#### DIRECTION
Reproduce each line of the listing exactly.

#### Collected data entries

__________________________________________________

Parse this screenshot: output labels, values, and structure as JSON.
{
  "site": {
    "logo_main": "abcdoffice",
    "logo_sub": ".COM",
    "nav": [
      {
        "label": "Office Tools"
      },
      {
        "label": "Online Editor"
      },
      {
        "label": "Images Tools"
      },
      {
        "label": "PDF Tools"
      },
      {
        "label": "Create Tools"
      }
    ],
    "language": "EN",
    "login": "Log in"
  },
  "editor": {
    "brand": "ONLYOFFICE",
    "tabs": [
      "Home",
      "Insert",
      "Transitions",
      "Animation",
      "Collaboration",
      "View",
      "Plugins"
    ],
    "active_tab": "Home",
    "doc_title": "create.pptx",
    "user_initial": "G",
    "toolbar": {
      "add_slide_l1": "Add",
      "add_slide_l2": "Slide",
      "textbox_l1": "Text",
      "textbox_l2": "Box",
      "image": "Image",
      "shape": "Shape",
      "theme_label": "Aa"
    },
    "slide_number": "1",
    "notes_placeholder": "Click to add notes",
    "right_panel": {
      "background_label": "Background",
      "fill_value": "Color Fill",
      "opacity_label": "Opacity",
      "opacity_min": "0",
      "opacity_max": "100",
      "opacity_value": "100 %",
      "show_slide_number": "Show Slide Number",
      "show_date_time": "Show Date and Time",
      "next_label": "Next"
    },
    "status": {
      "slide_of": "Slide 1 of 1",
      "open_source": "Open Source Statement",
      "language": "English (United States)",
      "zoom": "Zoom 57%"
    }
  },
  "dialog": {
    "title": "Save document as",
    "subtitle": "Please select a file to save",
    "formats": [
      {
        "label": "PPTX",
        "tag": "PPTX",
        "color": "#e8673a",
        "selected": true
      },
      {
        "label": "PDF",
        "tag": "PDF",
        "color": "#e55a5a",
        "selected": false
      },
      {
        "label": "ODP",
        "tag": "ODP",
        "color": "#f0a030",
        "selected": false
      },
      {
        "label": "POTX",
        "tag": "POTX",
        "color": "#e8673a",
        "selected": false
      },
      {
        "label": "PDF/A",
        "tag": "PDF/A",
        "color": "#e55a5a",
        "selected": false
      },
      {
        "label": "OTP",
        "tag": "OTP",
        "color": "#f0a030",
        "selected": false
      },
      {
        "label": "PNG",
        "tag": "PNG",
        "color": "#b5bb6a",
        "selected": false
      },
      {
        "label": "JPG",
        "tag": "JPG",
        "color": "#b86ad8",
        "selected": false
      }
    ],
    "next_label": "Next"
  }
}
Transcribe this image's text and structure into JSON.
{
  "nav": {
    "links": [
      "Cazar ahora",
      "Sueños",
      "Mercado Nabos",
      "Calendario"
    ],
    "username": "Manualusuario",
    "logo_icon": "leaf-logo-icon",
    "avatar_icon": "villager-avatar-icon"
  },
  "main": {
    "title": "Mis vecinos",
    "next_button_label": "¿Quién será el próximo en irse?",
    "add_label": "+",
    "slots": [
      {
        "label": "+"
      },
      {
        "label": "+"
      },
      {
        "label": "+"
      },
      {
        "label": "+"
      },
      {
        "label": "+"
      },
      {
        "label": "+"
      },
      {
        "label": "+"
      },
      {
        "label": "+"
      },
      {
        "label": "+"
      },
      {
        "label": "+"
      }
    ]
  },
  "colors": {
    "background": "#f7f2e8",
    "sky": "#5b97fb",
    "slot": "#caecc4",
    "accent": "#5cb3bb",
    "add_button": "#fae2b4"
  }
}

__________________________________________________

#### RESULT FOR THIS TASK
Parse this screenshot: output labels, values, and structure as JSON.
{
  "site": {
    "logo_main": "abcdoffice",
    "logo_sub": ".COM",
    "nav": [
      {
        "label": "Office Tools"
      },
      {
        "label": "Online Editor"
      },
      {
        "label": "Images Tools"
      },
      {
        "label": "PDF Tools"
      },
      {
        "label": "Create Tools"
      }
    ],
    "language": "EN",
    "login": "Log in"
  },
  "editor": {
    "brand": "ONLYOFFICE",
    "tabs": [
      "Home",
      "Insert",
      "Transitions",
      "Animation",
      "Collaboration",
      "View",
      "Plugins"
    ],
    "active_tab": "Home",
    "doc_title": "create.pptx",
    "user_initial": "G",
    "toolbar": {
      "add_slide_l1": "Add",
      "add_slide_l2": "Slide",
      "textbox_l1": "Text",
      "textbox_l2": "Box",
      "image": "Image",
      "shape": "Shape",
      "theme_label": "Aa"
    },
    "slide_number": "1",
    "notes_placeholder": "Click to add notes",
    "right_panel": {
      "background_label": "Background",
      "fill_value": "Color Fill",
      "opacity_label": "Opacity",
      "opacity_min": "0",
      "opacity_max": "100",
      "opacity_value": "100 %",
      "show_slide_number": "Show Slide Number",
      "show_date_time": "Show Date and Time",
      "next_label": "Next"
    },
    "status": {
      "slide_of": "Slide 1 of 1",
      "open_source": "Open Source Statement",
      "language": "English (United States)",
      "zoom": "Zoom 57%"
    }
  },
  "dialog": {
    "title": "Save document as",
    "subtitle": "Please select a file to save",
    "formats": [
      {
        "label": "PPTX",
        "tag": "PPTX",
        "color": "#e8673a",
        "selected": true
      },
      {
        "label": "PDF",
        "tag": "PDF",
        "color": "#e55a5a",
        "selected": false
      },
      {
        "label": "ODP",
        "tag": "ODP",
        "color": "#f0a030",
        "selected": false
      },
      {
        "label": "POTX",
        "tag": "POTX",
        "color": "#e8673a",
        "selected": false
      },
      {
        "label": "PDF/A",
        "tag": "PDF/A",
        "color": "#e55a5a",
        "selected": false
      },
      {
        "label": "OTP",
        "tag": "OTP",
        "color": "#f0a030",
        "selected": false
      },
      {
        "label": "PNG",
        "tag": "PNG",
        "color": "#b5bb6a",
        "selected": false
      },
      {
        "label": "JPG",
        "tag": "JPG",
        "color": "#b86ad8",
        "selected": false
      }
    ],
    "next_label": "Next"
  }
}
Transcribe this image's text and structure into JSON.
{
  "nav": {
    "links": [
      "Cazar ahora",
      "Sueños",
      "Mercado Nabos",
      "Calendario"
    ],
    "username": "Manualusuario",
    "logo_icon": "leaf-logo-icon",
    "avatar_icon": "villager-avatar-icon"
  },
  "main": {
    "title": "Mis vecinos",
    "next_button_label": "¿Quién será el próximo en irse?",
    "add_label": "+",
    "slots": [
      {
        "label": "+"
      },
      {
        "label": "+"
      },
      {
        "label": "+"
      },
      {
        "label": "+"
      },
      {
        "label": "+"
      },
      {
        "label": "+"
      },
      {
        "label": "+"
      },
      {
        "label": "+"
      },
      {
        "label": "+"
      },
      {
        "label": "+"
      }
    ]
  },
  "colors": {
    "background": "#f7f2e8",
    "sky": "#5b97fb",
    "slot": "#caecc4",
    "accent": "#5cb3bb",
    "add_button": "#fae2b4"
  }
}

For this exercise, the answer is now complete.